What to produce: Print all entries precisely as they are written.

[Items listed in a dataset]
--- BEGIN ---
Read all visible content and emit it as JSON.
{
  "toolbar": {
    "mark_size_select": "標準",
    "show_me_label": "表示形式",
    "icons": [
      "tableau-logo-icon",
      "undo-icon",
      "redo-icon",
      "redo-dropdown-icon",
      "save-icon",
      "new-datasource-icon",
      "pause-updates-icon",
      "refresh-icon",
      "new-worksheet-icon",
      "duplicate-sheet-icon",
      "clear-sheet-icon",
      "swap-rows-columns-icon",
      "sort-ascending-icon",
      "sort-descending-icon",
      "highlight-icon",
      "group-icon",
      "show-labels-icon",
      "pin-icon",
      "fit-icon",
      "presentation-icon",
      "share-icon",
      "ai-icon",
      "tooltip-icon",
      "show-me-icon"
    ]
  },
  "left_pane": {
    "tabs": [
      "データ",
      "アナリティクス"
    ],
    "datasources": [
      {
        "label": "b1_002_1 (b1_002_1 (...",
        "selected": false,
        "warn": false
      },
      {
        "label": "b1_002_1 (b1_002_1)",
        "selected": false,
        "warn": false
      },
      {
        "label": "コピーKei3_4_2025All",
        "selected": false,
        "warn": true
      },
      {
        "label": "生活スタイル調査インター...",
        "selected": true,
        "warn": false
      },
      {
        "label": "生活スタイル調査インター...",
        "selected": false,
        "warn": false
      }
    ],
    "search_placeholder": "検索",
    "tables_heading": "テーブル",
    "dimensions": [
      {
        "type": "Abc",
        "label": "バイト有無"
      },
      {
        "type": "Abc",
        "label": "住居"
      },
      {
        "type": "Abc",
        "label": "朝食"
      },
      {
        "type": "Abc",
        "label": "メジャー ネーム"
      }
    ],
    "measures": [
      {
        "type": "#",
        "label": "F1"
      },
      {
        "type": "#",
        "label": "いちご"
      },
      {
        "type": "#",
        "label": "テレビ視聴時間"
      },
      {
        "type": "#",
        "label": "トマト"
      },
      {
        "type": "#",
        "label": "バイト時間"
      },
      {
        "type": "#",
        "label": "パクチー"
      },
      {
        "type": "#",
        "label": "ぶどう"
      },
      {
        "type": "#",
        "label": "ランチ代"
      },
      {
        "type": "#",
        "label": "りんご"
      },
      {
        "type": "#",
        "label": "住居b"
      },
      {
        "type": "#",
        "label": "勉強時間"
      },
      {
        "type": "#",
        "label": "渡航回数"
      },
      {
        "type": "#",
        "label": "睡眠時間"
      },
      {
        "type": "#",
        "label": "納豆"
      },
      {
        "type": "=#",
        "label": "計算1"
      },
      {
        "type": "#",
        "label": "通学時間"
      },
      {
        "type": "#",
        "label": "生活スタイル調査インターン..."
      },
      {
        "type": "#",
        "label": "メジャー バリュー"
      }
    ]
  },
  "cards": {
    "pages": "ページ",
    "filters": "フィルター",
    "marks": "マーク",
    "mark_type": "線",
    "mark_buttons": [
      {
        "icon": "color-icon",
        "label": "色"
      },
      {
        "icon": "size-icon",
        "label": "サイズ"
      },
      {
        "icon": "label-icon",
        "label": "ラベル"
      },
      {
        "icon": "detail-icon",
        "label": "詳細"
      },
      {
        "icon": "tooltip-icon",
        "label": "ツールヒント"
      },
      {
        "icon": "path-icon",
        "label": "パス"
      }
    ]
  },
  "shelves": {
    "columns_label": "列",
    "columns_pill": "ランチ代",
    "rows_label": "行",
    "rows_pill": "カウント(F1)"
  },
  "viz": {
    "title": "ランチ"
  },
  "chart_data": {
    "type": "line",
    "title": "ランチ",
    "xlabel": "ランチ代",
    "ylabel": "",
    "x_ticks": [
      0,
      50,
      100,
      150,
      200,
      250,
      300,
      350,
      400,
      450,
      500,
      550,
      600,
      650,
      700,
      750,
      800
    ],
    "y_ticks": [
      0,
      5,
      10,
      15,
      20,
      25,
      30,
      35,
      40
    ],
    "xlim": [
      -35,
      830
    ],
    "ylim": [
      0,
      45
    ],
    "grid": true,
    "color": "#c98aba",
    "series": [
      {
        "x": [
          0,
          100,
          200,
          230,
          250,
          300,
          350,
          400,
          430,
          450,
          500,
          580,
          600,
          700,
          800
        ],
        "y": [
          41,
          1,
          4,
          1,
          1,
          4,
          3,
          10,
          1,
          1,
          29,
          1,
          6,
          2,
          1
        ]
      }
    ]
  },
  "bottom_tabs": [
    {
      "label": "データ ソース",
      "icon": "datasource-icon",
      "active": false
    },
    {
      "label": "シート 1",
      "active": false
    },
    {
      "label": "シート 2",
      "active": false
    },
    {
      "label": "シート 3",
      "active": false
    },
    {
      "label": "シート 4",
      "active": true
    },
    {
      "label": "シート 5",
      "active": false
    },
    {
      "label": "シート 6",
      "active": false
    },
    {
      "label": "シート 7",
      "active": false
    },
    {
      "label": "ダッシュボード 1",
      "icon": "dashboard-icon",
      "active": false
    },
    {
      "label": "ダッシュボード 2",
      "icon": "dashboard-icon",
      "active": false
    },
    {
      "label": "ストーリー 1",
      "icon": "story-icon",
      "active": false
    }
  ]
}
--- END ---
Exercise response:
Read all visible content and emit it as JSON.
{
  "toolbar": {
    "mark_size_select": "標準",
    "show_me_label": "表示形式",
    "icons": [
      "tableau-logo-icon",
      "undo-icon",
      "redo-icon",
      "redo-dropdown-icon",
      "save-icon",
      "new-datasource-icon",
      "pause-updates-icon",
      "refresh-icon",
      "new-worksheet-icon",
      "duplicate-sheet-icon",
      "clear-sheet-icon",
      "swap-rows-columns-icon",
      "sort-ascending-icon",
      "sort-descending-icon",
      "highlight-icon",
      "group-icon",
      "show-labels-icon",
      "pin-icon",
      "fit-icon",
      "presentation-icon",
      "share-icon",
      "ai-icon",
      "tooltip-icon",
      "show-me-icon"
    ]
  },
  "left_pane": {
    "tabs": [
      "データ",
      "アナリティクス"
    ],
    "datasources": [
      {
        "label": "b1_002_1 (b1_002_1 (...",
        "selected": false,
        "warn": false
      },
      {
        "label": "b1_002_1 (b1_002_1)",
        "selected": false,
        "warn": false
      },
      {
        "label": "コピーKei3_4_2025All",
        "selected": false,
        "warn": true
      },
      {
        "label": "生活スタイル調査インター...",
        "selected": true,
        "warn": false
      },
      {
        "label": "生活スタイル調査インター...",
        "selected": false,
        "warn": false
      }
    ],
    "search_placeholder": "検索",
    "tables_heading": "テーブル",
    "dimensions": [
      {
        "type": "Abc",
        "label": "バイト有無"
      },
      {
        "type": "Abc",
        "label": "住居"
      },
      {
        "type": "Abc",
        "label": "朝食"
      },
      {
        "type": "Abc",
        "label": "メジャー ネーム"
      }
    ],
    "measures": [
      {
        "type": "#",
        "label": "F1"
      },
      {
        "type": "#",
        "label": "いちご"
      },
      {
        "type": "#",
        "label": "テレビ視聴時間"
      },
      {
        "type": "#",
        "label": "トマト"
      },
      {
        "type": "#",
        "label": "バイト時間"
      },
      {
        "type": "#",
        "label": "パクチー"
      },
      {
        "type": "#",
        "label": "ぶどう"
      },
      {
        "type": "#",
        "label": "ランチ代"
      },
      {
        "type": "#",
        "label": "りんご"
      },
      {
        "type": "#",
        "label": "住居b"
      },
      {
        "type": "#",
        "label": "勉強時間"
      },
      {
        "type": "#",
        "label": "渡航回数"
      },
      {
        "type": "#",
        "label": "睡眠時間"
      },
      {
        "type": "#",
        "label": "納豆"
      },
      {
        "type": "=#",
        "label": "計算1"
      },
      {
        "type": "#",
        "label": "通学時間"
      },
      {
        "type": "#",
        "label": "生活スタイル調査インターン..."
      },
      {
        "type": "#",
        "label": "メジャー バリュー"
      }
    ]
  },
  "cards": {
    "pages": "ページ",
    "filters": "フィルター",
    "marks": "マーク",
    "mark_type": "線",
    "mark_buttons": [
      {
        "icon": "color-icon",
        "label": "色"
      },
      {
        "icon": "size-icon",
        "label": "サイズ"
      },
      {
        "icon": "label-icon",
        "label": "ラベル"
      },
      {
        "icon": "detail-icon",
        "label": "詳細"
      },
      {
        "icon": "tooltip-icon",
        "label": "ツールヒント"
      },
      {
        "icon": "path-icon",
        "label": "パス"
      }
    ]
  },
  "shelves": {
    "columns_label": "列",
    "columns_pill": "ランチ代",
    "rows_label": "行",
    "rows_pill": "カウント(F1)"
  },
  "viz": {
    "title": "ランチ"
  },
  "chart_data": {
    "type": "line",
    "title": "ランチ",
    "xlabel": "ランチ代",
    "ylabel": "",
    "x_ticks": [
      0,
      50,
      100,
      150,
      200,
      250,
      300,
      350,
      400,
      450,
      500,
      550,
      600,
      650,
      700,
      750,
      800
    ],
    "y_ticks": [
      0,
      5,
      10,
      15,
      20,
      25,
      30,
      35,
      40
    ],
    "xlim": [
      -35,
      830
    ],
    "ylim": [
      0,
      45
    ],
    "grid": true,
    "color": "#c98aba",
    "series": [
      {
        "x": [
          0,
          100,
          200,
          230,
          250,
          300,
          350,
          400,
          430,
          450,
          500,
          580,
          600,
          700,
          800
        ],
        "y": [
          41,
          1,
          4,
          1,
          1,
          4,
          3,
          10,
          1,
          1,
          29,
          1,
          6,
          2,
          1
        ]
      }
    ]
  },
  "bottom_tabs": [
    {
      "label": "データ ソース",
      "icon": "datasource-icon",
      "active": false
    },
    {
      "label": "シート 1",
      "active": false
    },
    {
      "label": "シート 2",
      "active": false
    },
    {
      "label": "シート 3",
      "active": false
    },
    {
      "label": "シート 4",
      "active": true
    },
    {
      "label": "シート 5",
      "active": false
    },
    {
      "label": "シート 6",
      "active": false
    },
    {
      "label": "シート 7",
      "active": false
    },
    {
      "label": "ダッシュボード 1",
      "icon": "dashboard-icon",
      "active": false
    },
    {
      "label": "ダッシュボード 2",
      "icon": "dashboard-icon",
      "active": false
    },
    {
      "label": "ストーリー 1",
      "icon": "story-icon",
      "active": false
    }
  ]
}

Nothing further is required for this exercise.